_CHALLENGE_
Return each of the lines below unchanged, and leave the pictures out.

Box coordinate listings:
===============

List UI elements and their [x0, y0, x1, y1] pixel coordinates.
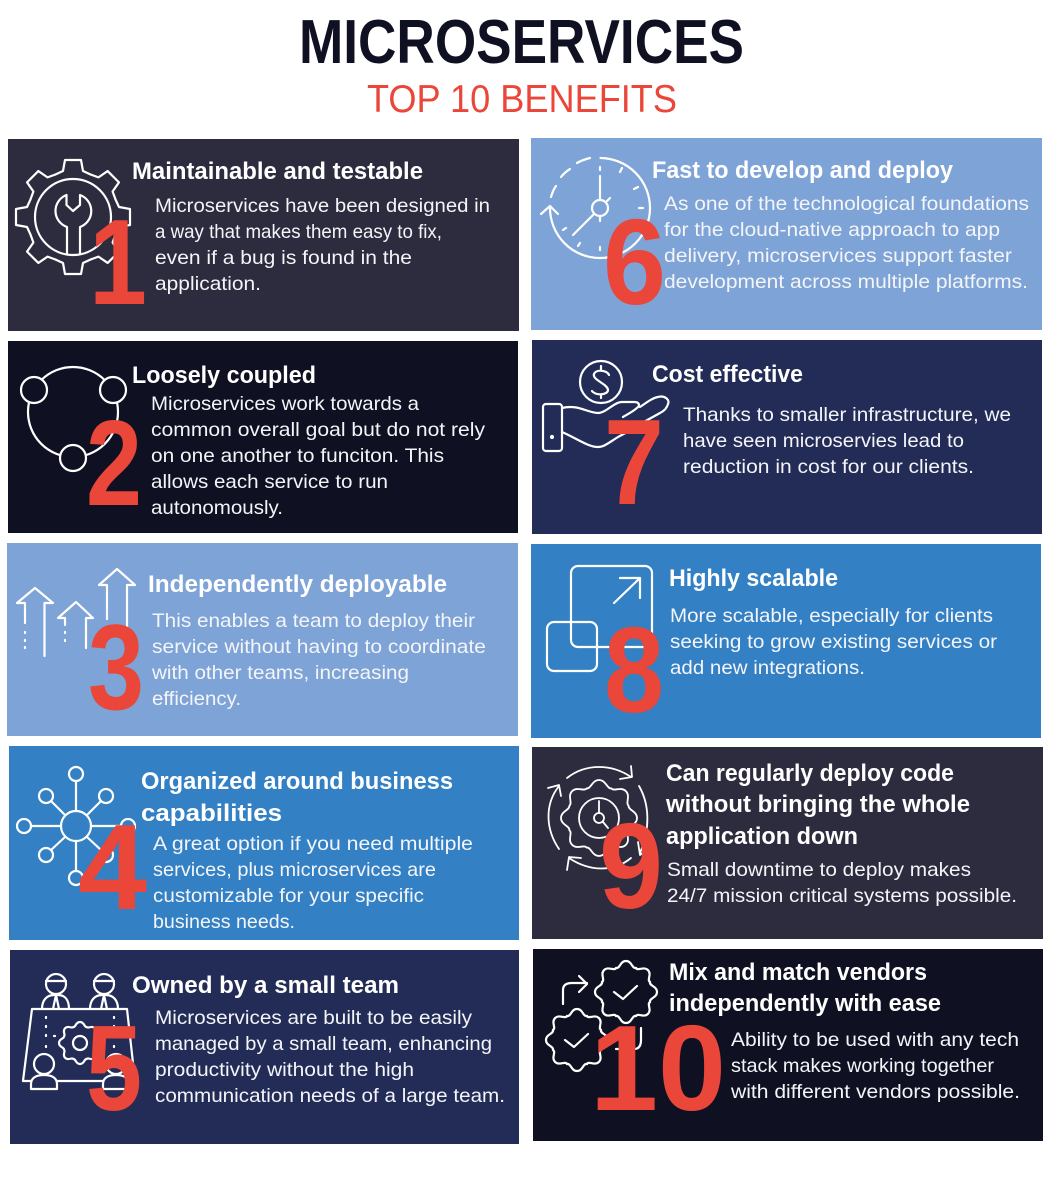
panel 7: cost effective [532, 340, 1042, 534]
body text [670, 605, 998, 679]
heading: Loosely coupled [132, 362, 316, 389]
body text [153, 833, 473, 933]
body text: Microservices work towards a [151, 393, 419, 415]
icon: hub network [17, 767, 135, 885]
body text: even if a bug is found in the [155, 247, 412, 269]
body text: Small downtime to deploy makes [667, 859, 971, 881]
body text [664, 193, 1029, 293]
body text: productivity without the high [155, 1059, 414, 1081]
body text: 24/7 mission critical systems possible. [667, 885, 1017, 907]
heading: Organized around business [141, 768, 453, 795]
panel 2: loosely coupled [8, 341, 518, 533]
icon: two check gears with arrows [546, 961, 657, 1071]
body text [155, 1007, 505, 1107]
icon: team around table [23, 974, 135, 1089]
body text [730, 1029, 1020, 1103]
panel 5: owned by a small team [10, 950, 519, 1144]
body text [151, 610, 486, 710]
heading: Independently deployable [148, 571, 447, 598]
body text: Microservices have been designed in [155, 195, 490, 217]
body text: As one of the technological foundations [664, 193, 1029, 215]
body text: Ability to be used with any tech [731, 1029, 1019, 1051]
number 5: 5 [86, 1000, 142, 1136]
body text [155, 195, 490, 295]
heading: capabilities [141, 800, 282, 827]
body text: More scalable, especially for clients [670, 605, 993, 627]
body text: communication needs of a large team. [155, 1085, 505, 1107]
number 1: 1 [89, 194, 147, 330]
body text: add new integrations. [670, 657, 865, 679]
body text: This enables a team to deploy their [152, 610, 476, 632]
panel 8: highly scalable [531, 544, 1041, 738]
number 4: 4 [78, 799, 147, 935]
body text: development across multiple platforms. [664, 271, 1028, 293]
icon: hand holding coin [543, 361, 668, 451]
icon: gear with rotating arrows [548, 766, 649, 870]
icon: scaling squares [547, 566, 652, 671]
body text: a way that makes them easy to fix, [155, 221, 442, 243]
icon: rising arrows [17, 569, 135, 656]
panel 1: maintainable and testable [8, 139, 519, 331]
body text: services, plus microservices are [153, 859, 436, 881]
icon: gear with wrench [16, 160, 130, 274]
body text: allows each service to run [151, 471, 388, 493]
body text: with other teams, increasing [151, 662, 409, 684]
body text: have seen microservies lead to [683, 430, 964, 452]
heading: independently with ease [669, 990, 941, 1017]
body text: Microservices are built to be easily [155, 1007, 472, 1029]
body text: stack makes working together [731, 1055, 995, 1077]
body text: Thanks to smaller infrastructure, we [683, 404, 1011, 426]
body text: business needs. [153, 911, 295, 933]
number 6: 6 [603, 194, 666, 330]
panel 4: organized around business capabilities [9, 746, 519, 940]
heading: Can regularly deploy code [666, 760, 954, 787]
panel 6: fast to develop and deploy [531, 138, 1042, 330]
body text [667, 859, 1017, 907]
title: MICROSERVICES [299, 8, 744, 77]
heading: Mix and match vendors [669, 959, 927, 986]
heading: Maintainable and testable [132, 158, 423, 185]
panel 9: can regularly deploy code [532, 747, 1043, 939]
heading: application down [666, 823, 858, 850]
body text: common overall goal but do not rely [151, 419, 485, 441]
body text: service without having to coordinate [152, 636, 486, 658]
subtitle: TOP 10 BENEFITS [367, 78, 677, 121]
body text: autonomously. [151, 497, 283, 519]
body text [683, 404, 1011, 478]
heading [141, 768, 453, 827]
number 8: 8 [604, 602, 664, 738]
body text: seeking to grow existing services or [670, 631, 998, 653]
number 9: 9 [599, 798, 663, 934]
number 3: 3 [88, 599, 144, 735]
heading [665, 760, 970, 850]
heading: Cost effective [652, 361, 803, 388]
body text: managed by a small team, enhancing [155, 1033, 492, 1055]
body text: application. [155, 273, 261, 295]
number 7: 7 [604, 394, 664, 530]
body text: efficiency. [152, 688, 241, 710]
body text: on one another to funciton. This [151, 445, 444, 467]
body text: with different vendors possible. [730, 1081, 1020, 1103]
heading [669, 959, 941, 1017]
heading: Owned by a small team [132, 972, 399, 999]
heading: without bringing the whole [665, 791, 970, 818]
body text [151, 393, 485, 519]
icon: clock [541, 158, 650, 258]
panel 10: mix and match vendors [533, 949, 1043, 1141]
panel 3: independently deployable [7, 543, 518, 736]
body text: for the cloud-native approach to app [664, 219, 1000, 241]
number 10: 10 [590, 1000, 726, 1136]
body text: A great option if you need multiple [153, 833, 473, 855]
icon: connected circles [21, 367, 126, 471]
body text: reduction in cost for our clients. [683, 456, 974, 478]
body text: delivery, microservices support faster [664, 245, 1013, 267]
body text: customizable for your specific [153, 885, 424, 907]
heading: Highly scalable [669, 565, 838, 592]
heading: Fast to develop and deploy [652, 157, 954, 184]
number 2: 2 [86, 395, 142, 531]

===============

_EXERCISE RESULT_
List UI elements and their [x0, y0, x1, y1] pixel coordinates.
panel 7: cost effective [532, 340, 1042, 534]
body text [670, 605, 998, 679]
heading: Loosely coupled [132, 362, 316, 389]
body text [153, 833, 473, 933]
body text: Microservices work towards a [151, 393, 419, 415]
icon: hub network [17, 767, 135, 885]
body text: even if a bug is found in the [155, 247, 412, 269]
body text: Small downtime to deploy makes [667, 859, 971, 881]
body text [664, 193, 1029, 293]
body text: productivity without the high [155, 1059, 414, 1081]
body text: 24/7 mission critical systems possible. [667, 885, 1017, 907]
heading: Organized around business [141, 768, 453, 795]
panel 2: loosely coupled [8, 341, 518, 533]
icon: two check gears with arrows [546, 961, 657, 1071]
body text [155, 1007, 505, 1107]
icon: team around table [23, 974, 135, 1089]
body text [730, 1029, 1020, 1103]
panel 5: owned by a small team [10, 950, 519, 1144]
body text [151, 610, 486, 710]
heading: Independently deployable [148, 571, 447, 598]
body text: Microservices have been designed in [155, 195, 490, 217]
body text: As one of the technological foundations [664, 193, 1029, 215]
body text: Ability to be used with any tech [731, 1029, 1019, 1051]
number 5: 5 [86, 1000, 142, 1136]
body text [155, 195, 490, 295]
heading: capabilities [141, 800, 282, 827]
body text: More scalable, especially for clients [670, 605, 993, 627]
body text: communication needs of a large team. [155, 1085, 505, 1107]
number 1: 1 [89, 194, 147, 330]
body text: add new integrations. [670, 657, 865, 679]
body text: This enables a team to deploy their [152, 610, 476, 632]
panel 8: highly scalable [531, 544, 1041, 738]
number 4: 4 [78, 799, 147, 935]
body text: development across multiple platforms. [664, 271, 1028, 293]
icon: hand holding coin [543, 361, 668, 451]
icon: gear with rotating arrows [548, 766, 649, 870]
icon: scaling squares [547, 566, 652, 671]
body text: a way that makes them easy to fix, [155, 221, 442, 243]
icon: rising arrows [17, 569, 135, 656]
panel 1: maintainable and testable [8, 139, 519, 331]
body text: services, plus microservices are [153, 859, 436, 881]
icon: gear with wrench [16, 160, 130, 274]
body text: allows each service to run [151, 471, 388, 493]
body text: with other teams, increasing [151, 662, 409, 684]
body text: have seen microservies lead to [683, 430, 964, 452]
heading: independently with ease [669, 990, 941, 1017]
body text: Microservices are built to be easily [155, 1007, 472, 1029]
body text: stack makes working together [731, 1055, 995, 1077]
body text: Thanks to smaller infrastructure, we [683, 404, 1011, 426]
body text: business needs. [153, 911, 295, 933]
number 6: 6 [603, 194, 666, 330]
panel 4: organized around business capabilities [9, 746, 519, 940]
heading: Can regularly deploy code [666, 760, 954, 787]
panel 6: fast to develop and deploy [531, 138, 1042, 330]
body text [667, 859, 1017, 907]
title: MICROSERVICES [299, 8, 744, 77]
heading: Mix and match vendors [669, 959, 927, 986]
heading: Maintainable and testable [132, 158, 423, 185]
panel 9: can regularly deploy code [532, 747, 1043, 939]
heading: application down [666, 823, 858, 850]
body text: common overall goal but do not rely [151, 419, 485, 441]
body text: service without having to coordinate [152, 636, 486, 658]
subtitle: TOP 10 BENEFITS [367, 78, 677, 121]
body text: autonomously. [151, 497, 283, 519]
body text [683, 404, 1011, 478]
heading [141, 768, 453, 827]
number 8: 8 [604, 602, 664, 738]
body text: seeking to grow existing services or [670, 631, 998, 653]
number 9: 9 [599, 798, 663, 934]
number 3: 3 [88, 599, 144, 735]
heading [665, 760, 970, 850]
heading: Cost effective [652, 361, 803, 388]
body text: managed by a small team, enhancing [155, 1033, 492, 1055]
body text: application. [155, 273, 261, 295]
number 7: 7 [604, 394, 664, 530]
body text: efficiency. [152, 688, 241, 710]
body text: on one another to funciton. This [151, 445, 444, 467]
body text: with different vendors possible. [730, 1081, 1020, 1103]
heading [669, 959, 941, 1017]
heading: Owned by a small team [132, 972, 399, 999]
heading: without bringing the whole [665, 791, 970, 818]
body text [151, 393, 485, 519]
icon: clock [541, 158, 650, 258]
panel 10: mix and match vendors [533, 949, 1043, 1141]
panel 3: independently deployable [7, 543, 518, 736]
body text: for the cloud-native approach to app [664, 219, 1000, 241]
number 10: 10 [590, 1000, 726, 1136]
body text: A great option if you need multiple [153, 833, 473, 855]
icon: connected circles [21, 367, 126, 471]
body text: reduction in cost for our clients. [683, 456, 974, 478]
body text: delivery, microservices support faster [664, 245, 1013, 267]
body text: customizable for your specific [153, 885, 424, 907]
heading: Highly scalable [669, 565, 838, 592]
heading: Fast to develop and deploy [652, 157, 954, 184]
number 2: 2 [86, 395, 142, 531]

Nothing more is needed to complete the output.